WHAT THE TASK REQUIRES: Return every record below exactly as written, but leave out the pictures.

-- start PROVIDED INFORMATION --

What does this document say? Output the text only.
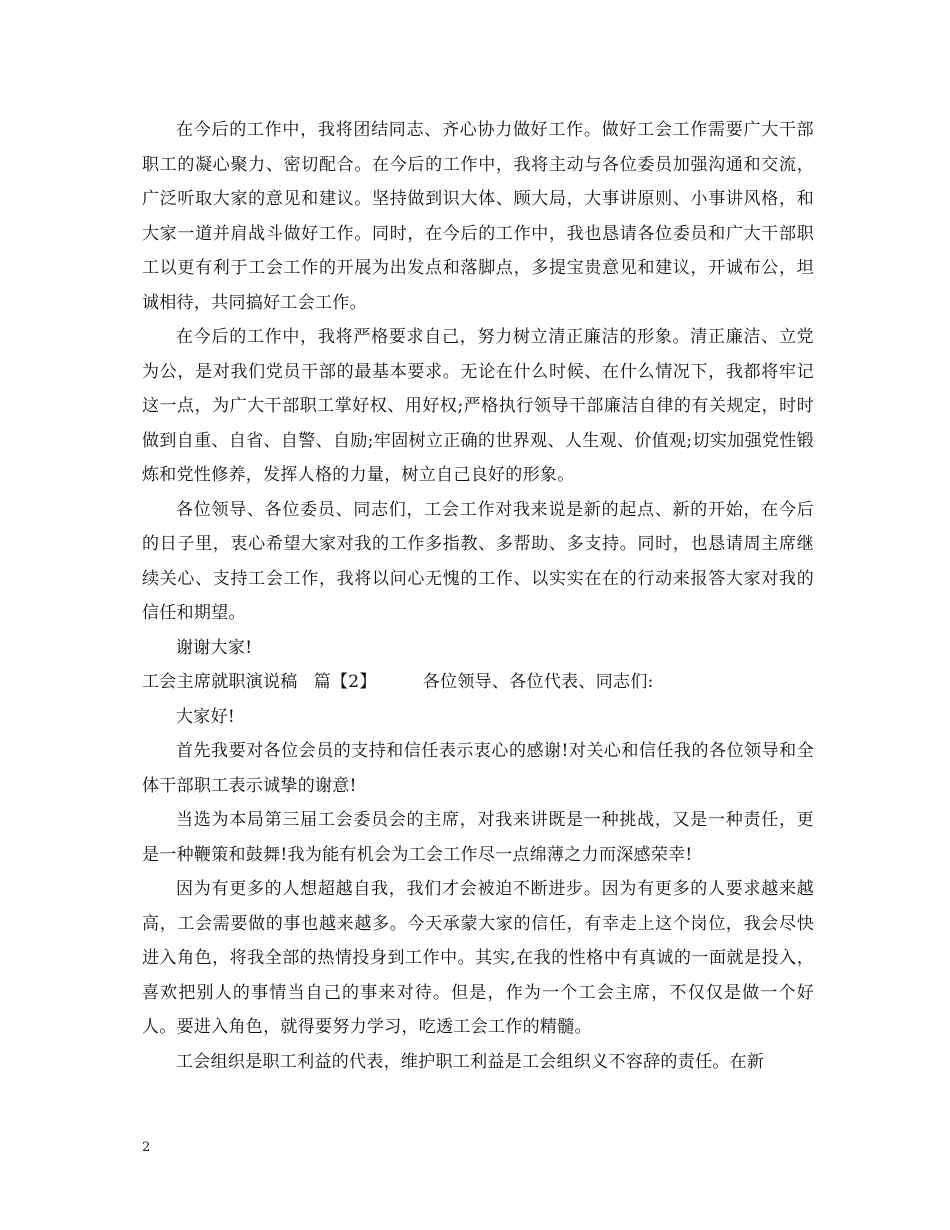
在今后的工作中，我将团结同志、齐心协力做好工作。做好工会工作需要广大干部职工的凝心聚力、密切配合。在今后的工作中，我将主动与各位委员加强沟通和交流，广泛听取大家的意见和建议。坚持做到识大体、顾大局，大事讲原则、小事讲风格，和大家一道并肩战斗做好工作。同时，在今后的工作中，我也恳请各位委员和广大干部职工以更有利于工会工作的开展为出发点和落脚点，多提宝贵意见和建议，开诚布公，坦诚相待，共同搞好工会工作。

在今后的工作中，我将严格要求自己，努力树立清正廉洁的形象。清正廉洁、立党为公，是对我们党员干部的最基本要求。无论在什么时候、在什么情况下，我都将牢记这一点，为广大干部职工掌好权、用好权;严格执行领导干部廉洁自律的有关规定，时时做到自重、自省、自警、自励;牢固树立正确的世界观、人生观、价值观;切实加强党性锻炼和党性修养，发挥人格的力量，树立自己良好的形象。

各位领导、各位委员、同志们，工会工作对我来说是新的起点、新的开始，在今后的日子里，衷心希望大家对我的工作多指教、多帮助、多支持。同时，也恳请周主席继续关心、支持工会工作，我将以问心无愧的工作、以实实在在的行动来报答大家对我的信任和期望。

谢谢大家!

工会主席就职演说稿 篇【2】	各位领导、各位代表、同志们:

大家好!

首先我要对各位会员的支持和信任表示衷心的感谢!对关心和信任我的各位领导和全体干部职工表示诚挚的谢意!

当选为本局第三届工会委员会的主席，对我来讲既是一种挑战，又是一种责任，更是一种鞭策和鼓舞!我为能有机会为工会工作尽一点绵薄之力而深感荣幸!

因为有更多的人想超越自我，我们才会被迫不断进步。因为有更多的人要求越来越高，工会需要做的事也越来越多。今天承蒙大家的信任，有幸走上这个岗位，我会尽快进入角色，将我全部的热情投身到工作中。其实,在我的性格中有真诚的一面就是投入，喜欢把别人的事情当自己的事来对待。但是，作为一个工会主席，不仅仅是做一个好人。要进入角色，就得要努力学习，吃透工会工作的精髓。

工会组织是职工利益的代表，维护职工利益是工会组织义不容辞的责任。在新

2
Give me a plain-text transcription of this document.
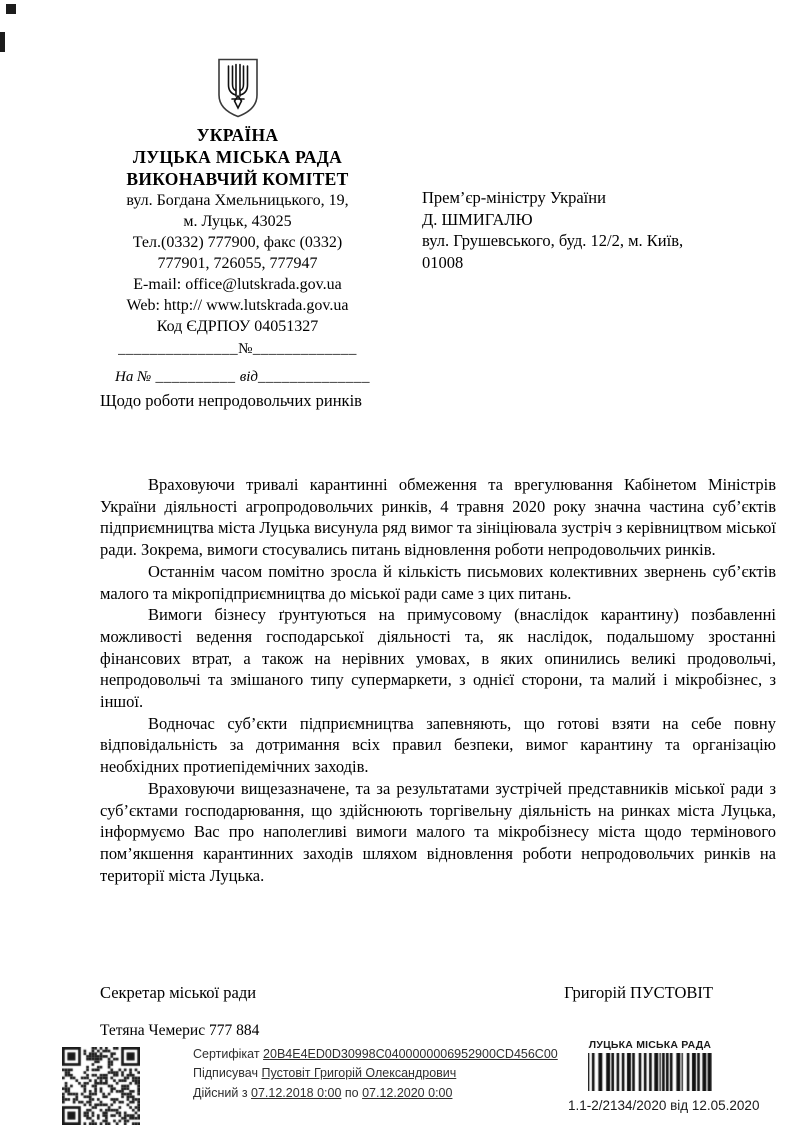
УКРАЇНА
ЛУЦЬКА МІСЬКА РАДА
ВИКОНАВЧИЙ КОМІТЕТ
вул. Богдана Хмельницького, 19,
м. Луцьк, 43025
Тел.(0332) 777900, факс (0332)
777901, 726055, 777947
E-mail: office@lutskrada.gov.ua
Web: http:// www.lutskrada.gov.ua
Код ЄДРПОУ 04051327
_______________№_____________
На № __________ від______________
Прем’єр-міністру України
Д. ШМИГАЛЮ
вул. Грушевського, буд. 12/2, м. Київ,
01008
Щодо роботи непродовольчих ринків

Враховуючи тривалі карантинні обмеження та врегулювання Кабінетом Міністрів України діяльності агропродовольчих ринків, 4 травня 2020 року значна частина суб’єктів підприємництва міста Луцька висунула ряд вимог та зініціювала зустріч з керівництвом міської ради. Зокрема, вимоги стосувались питань відновлення роботи непродовольчих ринків.

Останнім часом помітно зросла й кількість письмових колективних звернень суб’єктів малого та мікропідприємництва до міської ради саме з цих питань.

Вимоги бізнесу ґрунтуються на примусовому (внаслідок карантину) позбавленні можливості ведення господарської діяльності та, як наслідок, подальшому зростанні фінансових втрат, а також на нерівних умовах, в яких опинились великі продовольчі, непродовольчі та змішаного типу супермаркети, з однієї сторони, та малий і мікробізнес, з іншої.

Водночас суб’єкти підприємництва запевняють, що готові взяти на себе повну відповідальність за дотримання всіх правил безпеки, вимог карантину та організацію необхідних протиепідемічних заходів.

Враховуючи вищезазначене, та за результатами зустрічей представників міської ради з суб’єктами господарювання, що здійснюють торгівельну діяльність на ринках міста Луцька, інформуємо Вас про наполегливі вимоги малого та мікробізнесу міста щодо термінового пом’якшення карантинних заходів шляхом відновлення роботи непродовольчих ринків на території міста Луцька.

Секретар міської ради	Григорій ПУСТОВІТ
Тетяна Чемерис 777 884
Сертифікат 20B4E4ED0D30998C0400000006952900CD456C00
Підписувач Пустовіт Григорій Олександрович
Дійсний з 07.12.2018 0:00 по 07.12.2020 0:00
ЛУЦЬКА МІСЬКА РАДА
1.1-2/2134/2020 від 12.05.2020
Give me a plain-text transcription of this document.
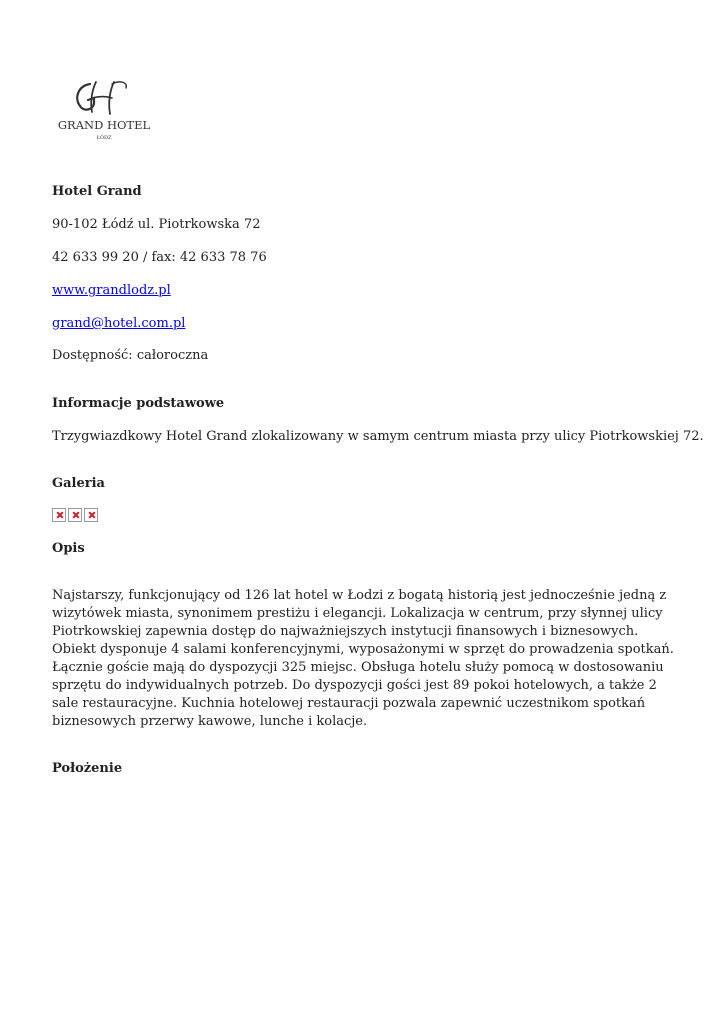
GRAND HOTEL
ŁÓDŹ
Hotel Grand
90-102 Łódź ul. Piotrkowska 72
42 633 99 20 / fax: 42 633 78 76
www.grandlodz.pl
grand@hotel.com.pl
Dostępność: całoroczna
Informacje podstawowe
Trzygwiazdkowy Hotel Grand zlokalizowany w samym centrum miasta przy ulicy Piotrkowskiej 72.
Galeria
Opis
Najstarszy, funkcjonujący od 126 lat hotel w Łodzi z bogatą historią jest jednocześnie jedną z wizytówek miasta, synonimem prestiżu i elegancji. Lokalizacja w centrum, przy słynnej ulicy Piotrkowskiej zapewnia dostęp do najważniejszych instytucji finansowych i biznesowych. Obiekt dysponuje 4 salami konferencyjnymi, wyposażonymi w sprzęt do prowadzenia spotkań. Łącznie goście mają do dyspozycji 325 miejsc. Obsługa hotelu służy pomocą w dostosowaniu sprzętu do indywidualnych potrzeb. Do dyspozycji gości jest 89 pokoi hotelowych, a także 2 sale restauracyjne. Kuchnia hotelowej restauracji pozwala zapewnić uczestnikom spotkań biznesowych przerwy kawowe, lunche i kolacje.
Położenie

-- end PROVIDED INFORMATION --

FINISHED TASK:
What does this document say? Output the text only.
在今后的工作中，我将团结同志、齐心协力做好工作。做好工会工作需要广大干部职工的凝心聚力、密切配合。在今后的工作中，我将主动与各位委员加强沟通和交流，广泛听取大家的意见和建议。坚持做到识大体、顾大局，大事讲原则、小事讲风格，和大家一道并肩战斗做好工作。同时，在今后的工作中，我也恳请各位委员和广大干部职工以更有利于工会工作的开展为出发点和落脚点，多提宝贵意见和建议，开诚布公，坦诚相待，共同搞好工会工作。

在今后的工作中，我将严格要求自己，努力树立清正廉洁的形象。清正廉洁、立党为公，是对我们党员干部的最基本要求。无论在什么时候、在什么情况下，我都将牢记这一点，为广大干部职工掌好权、用好权;严格执行领导干部廉洁自律的有关规定，时时做到自重、自省、自警、自励;牢固树立正确的世界观、人生观、价值观;切实加强党性锻炼和党性修养，发挥人格的力量，树立自己良好的形象。

各位领导、各位委员、同志们，工会工作对我来说是新的起点、新的开始，在今后的日子里，衷心希望大家对我的工作多指教、多帮助、多支持。同时，也恳请周主席继续关心、支持工会工作，我将以问心无愧的工作、以实实在在的行动来报答大家对我的信任和期望。

谢谢大家!

工会主席就职演说稿 篇【2】	各位领导、各位代表、同志们:

大家好!

首先我要对各位会员的支持和信任表示衷心的感谢!对关心和信任我的各位领导和全体干部职工表示诚挚的谢意!

当选为本局第三届工会委员会的主席，对我来讲既是一种挑战，又是一种责任，更是一种鞭策和鼓舞!我为能有机会为工会工作尽一点绵薄之力而深感荣幸!

因为有更多的人想超越自我，我们才会被迫不断进步。因为有更多的人要求越来越高，工会需要做的事也越来越多。今天承蒙大家的信任，有幸走上这个岗位，我会尽快进入角色，将我全部的热情投身到工作中。其实,在我的性格中有真诚的一面就是投入，喜欢把别人的事情当自己的事来对待。但是，作为一个工会主席，不仅仅是做一个好人。要进入角色，就得要努力学习，吃透工会工作的精髓。

工会组织是职工利益的代表，维护职工利益是工会组织义不容辞的责任。在新

2
Give me a plain-text transcription of this document.
УКРАЇНА
ЛУЦЬКА МІСЬКА РАДА
ВИКОНАВЧИЙ КОМІТЕТ
вул. Богдана Хмельницького, 19,
м. Луцьк, 43025
Тел.(0332) 777900, факс (0332)
777901, 726055, 777947
E-mail: office@lutskrada.gov.ua
Web: http:// www.lutskrada.gov.ua
Код ЄДРПОУ 04051327
_______________№_____________
На № __________ від______________
Прем’єр-міністру України
Д. ШМИГАЛЮ
вул. Грушевського, буд. 12/2, м. Київ,
01008
Щодо роботи непродовольчих ринків

Враховуючи тривалі карантинні обмеження та врегулювання Кабінетом Міністрів України діяльності агропродовольчих ринків, 4 травня 2020 року значна частина суб’єктів підприємництва міста Луцька висунула ряд вимог та зініціювала зустріч з керівництвом міської ради. Зокрема, вимоги стосувались питань відновлення роботи непродовольчих ринків.

Останнім часом помітно зросла й кількість письмових колективних звернень суб’єктів малого та мікропідприємництва до міської ради саме з цих питань.

Вимоги бізнесу ґрунтуються на примусовому (внаслідок карантину) позбавленні можливості ведення господарської діяльності та, як наслідок, подальшому зростанні фінансових втрат, а також на нерівних умовах, в яких опинились великі продовольчі, непродовольчі та змішаного типу супермаркети, з однієї сторони, та малий і мікробізнес, з іншої.

Водночас суб’єкти підприємництва запевняють, що готові взяти на себе повну відповідальність за дотримання всіх правил безпеки, вимог карантину та організацію необхідних протиепідемічних заходів.

Враховуючи вищезазначене, та за результатами зустрічей представників міської ради з суб’єктами господарювання, що здійснюють торгівельну діяльність на ринках міста Луцька, інформуємо Вас про наполегливі вимоги малого та мікробізнесу міста щодо термінового пом’якшення карантинних заходів шляхом відновлення роботи непродовольчих ринків на території міста Луцька.

Секретар міської ради	Григорій ПУСТОВІТ
Тетяна Чемерис 777 884
Сертифікат 20B4E4ED0D30998C0400000006952900CD456C00
Підписувач Пустовіт Григорій Олександрович
Дійсний з 07.12.2018 0:00 по 07.12.2020 0:00
ЛУЦЬКА МІСЬКА РАДА
1.1-2/2134/2020 від 12.05.2020
Give me a plain-text transcription of this document.
GRAND HOTEL
ŁÓDŹ
Hotel Grand
90-102 Łódź ul. Piotrkowska 72
42 633 99 20 / fax: 42 633 78 76
www.grandlodz.pl
grand@hotel.com.pl
Dostępność: całoroczna
Informacje podstawowe
Trzygwiazdkowy Hotel Grand zlokalizowany w samym centrum miasta przy ulicy Piotrkowskiej 72.
Galeria
Opis
Najstarszy, funkcjonujący od 126 lat hotel w Łodzi z bogatą historią jest jednocześnie jedną z wizytówek miasta, synonimem prestiżu i elegancji. Lokalizacja w centrum, przy słynnej ulicy Piotrkowskiej zapewnia dostęp do najważniejszych instytucji finansowych i biznesowych. Obiekt dysponuje 4 salami konferencyjnymi, wyposażonymi w sprzęt do prowadzenia spotkań. Łącznie goście mają do dyspozycji 325 miejsc. Obsługa hotelu służy pomocą w dostosowaniu sprzętu do indywidualnych potrzeb. Do dyspozycji gości jest 89 pokoi hotelowych, a także 2 sale restauracyjne. Kuchnia hotelowej restauracji pozwala zapewnić uczestnikom spotkań biznesowych przerwy kawowe, lunche i kolacje.
Położenie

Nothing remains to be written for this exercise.